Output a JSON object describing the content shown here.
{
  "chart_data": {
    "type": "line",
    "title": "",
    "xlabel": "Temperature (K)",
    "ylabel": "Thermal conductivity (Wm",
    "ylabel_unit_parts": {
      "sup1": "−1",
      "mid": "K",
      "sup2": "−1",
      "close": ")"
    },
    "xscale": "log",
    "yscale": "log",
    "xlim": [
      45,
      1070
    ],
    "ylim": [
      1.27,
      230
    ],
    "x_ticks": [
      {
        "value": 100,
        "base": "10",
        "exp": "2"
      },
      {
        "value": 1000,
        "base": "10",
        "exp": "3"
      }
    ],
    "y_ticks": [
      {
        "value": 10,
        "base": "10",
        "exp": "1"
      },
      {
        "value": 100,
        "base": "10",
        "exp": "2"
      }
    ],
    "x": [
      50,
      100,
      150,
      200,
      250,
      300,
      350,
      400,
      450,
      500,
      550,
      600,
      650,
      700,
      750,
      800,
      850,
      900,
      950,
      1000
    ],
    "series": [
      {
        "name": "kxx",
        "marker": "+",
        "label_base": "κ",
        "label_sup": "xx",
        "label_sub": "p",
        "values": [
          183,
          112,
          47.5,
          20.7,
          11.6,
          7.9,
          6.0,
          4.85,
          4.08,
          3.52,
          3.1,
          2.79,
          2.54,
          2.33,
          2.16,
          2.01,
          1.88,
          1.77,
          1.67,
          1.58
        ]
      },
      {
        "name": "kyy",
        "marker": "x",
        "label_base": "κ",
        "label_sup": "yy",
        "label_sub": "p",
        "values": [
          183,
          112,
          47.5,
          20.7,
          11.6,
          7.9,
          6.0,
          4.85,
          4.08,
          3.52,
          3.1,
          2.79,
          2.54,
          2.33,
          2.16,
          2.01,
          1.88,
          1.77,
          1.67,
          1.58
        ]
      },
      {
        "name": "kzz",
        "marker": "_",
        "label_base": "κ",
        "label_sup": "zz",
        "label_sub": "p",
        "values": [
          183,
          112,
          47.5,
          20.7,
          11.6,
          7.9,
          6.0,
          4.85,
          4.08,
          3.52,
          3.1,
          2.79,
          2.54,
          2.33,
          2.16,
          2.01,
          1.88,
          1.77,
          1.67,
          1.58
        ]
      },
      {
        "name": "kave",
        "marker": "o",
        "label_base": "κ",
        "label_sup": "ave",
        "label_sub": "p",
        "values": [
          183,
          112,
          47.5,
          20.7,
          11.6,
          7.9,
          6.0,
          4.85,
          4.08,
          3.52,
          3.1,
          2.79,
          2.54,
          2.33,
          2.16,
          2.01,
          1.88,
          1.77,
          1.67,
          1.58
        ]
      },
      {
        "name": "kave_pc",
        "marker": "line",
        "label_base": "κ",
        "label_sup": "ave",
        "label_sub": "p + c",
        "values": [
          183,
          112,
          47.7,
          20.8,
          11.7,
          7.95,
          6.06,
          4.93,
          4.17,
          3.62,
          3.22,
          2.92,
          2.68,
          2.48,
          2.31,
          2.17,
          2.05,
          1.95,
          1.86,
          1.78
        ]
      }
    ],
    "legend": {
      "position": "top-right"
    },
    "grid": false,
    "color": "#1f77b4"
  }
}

________

SET PROBLEM »
All of the entries must be quoted exactly; please include each one.

OUTPUT BELOW »
Output a JSON object describing the content shown here.
{
  "chart_data": {
    "type": "line",
    "title": "",
    "xlabel": "Temperature (K)",
    "ylabel": "Thermal conductivity (Wm",
    "ylabel_unit_parts": {
      "sup1": "−1",
      "mid": "K",
      "sup2": "−1",
      "close": ")"
    },
    "xscale": "log",
    "yscale": "log",
    "xlim": [
      45,
      1070
    ],
    "ylim": [
      1.27,
      230
    ],
    "x_ticks": [
      {
        "value": 100,
        "base": "10",
        "exp": "2"
      },
      {
        "value": 1000,
        "base": "10",
        "exp": "3"
      }
    ],
    "y_ticks": [
      {
        "value": 10,
        "base": "10",
        "exp": "1"
      },
      {
        "value": 100,
        "base": "10",
        "exp": "2"
      }
    ],
    "x": [
      50,
      100,
      150,
      200,
      250,
      300,
      350,
      400,
      450,
      500,
      550,
      600,
      650,
      700,
      750,
      800,
      850,
      900,
      950,
      1000
    ],
    "series": [
      {
        "name": "kxx",
        "marker": "+",
        "label_base": "κ",
        "label_sup": "xx",
        "label_sub": "p",
        "values": [
          183,
          112,
          47.5,
          20.7,
          11.6,
          7.9,
          6.0,
          4.85,
          4.08,
          3.52,
          3.1,
          2.79,
          2.54,
          2.33,
          2.16,
          2.01,
          1.88,
          1.77,
          1.67,
          1.58
        ]
      },
      {
        "name": "kyy",
        "marker": "x",
        "label_base": "κ",
        "label_sup": "yy",
        "label_sub": "p",
        "values": [
          183,
          112,
          47.5,
          20.7,
          11.6,
          7.9,
          6.0,
          4.85,
          4.08,
          3.52,
          3.1,
          2.79,
          2.54,
          2.33,
          2.16,
          2.01,
          1.88,
          1.77,
          1.67,
          1.58
        ]
      },
      {
        "name": "kzz",
        "marker": "_",
        "label_base": "κ",
        "label_sup": "zz",
        "label_sub": "p",
        "values": [
          183,
          112,
          47.5,
          20.7,
          11.6,
          7.9,
          6.0,
          4.85,
          4.08,
          3.52,
          3.1,
          2.79,
          2.54,
          2.33,
          2.16,
          2.01,
          1.88,
          1.77,
          1.67,
          1.58
        ]
      },
      {
        "name": "kave",
        "marker": "o",
        "label_base": "κ",
        "label_sup": "ave",
        "label_sub": "p",
        "values": [
          183,
          112,
          47.5,
          20.7,
          11.6,
          7.9,
          6.0,
          4.85,
          4.08,
          3.52,
          3.1,
          2.79,
          2.54,
          2.33,
          2.16,
          2.01,
          1.88,
          1.77,
          1.67,
          1.58
        ]
      },
      {
        "name": "kave_pc",
        "marker": "line",
        "label_base": "κ",
        "label_sup": "ave",
        "label_sub": "p + c",
        "values": [
          183,
          112,
          47.7,
          20.8,
          11.7,
          7.95,
          6.06,
          4.93,
          4.17,
          3.62,
          3.22,
          2.92,
          2.68,
          2.48,
          2.31,
          2.17,
          2.05,
          1.95,
          1.86,
          1.78
        ]
      }
    ],
    "legend": {
      "position": "top-right"
    },
    "grid": false,
    "color": "#1f77b4"
  }
}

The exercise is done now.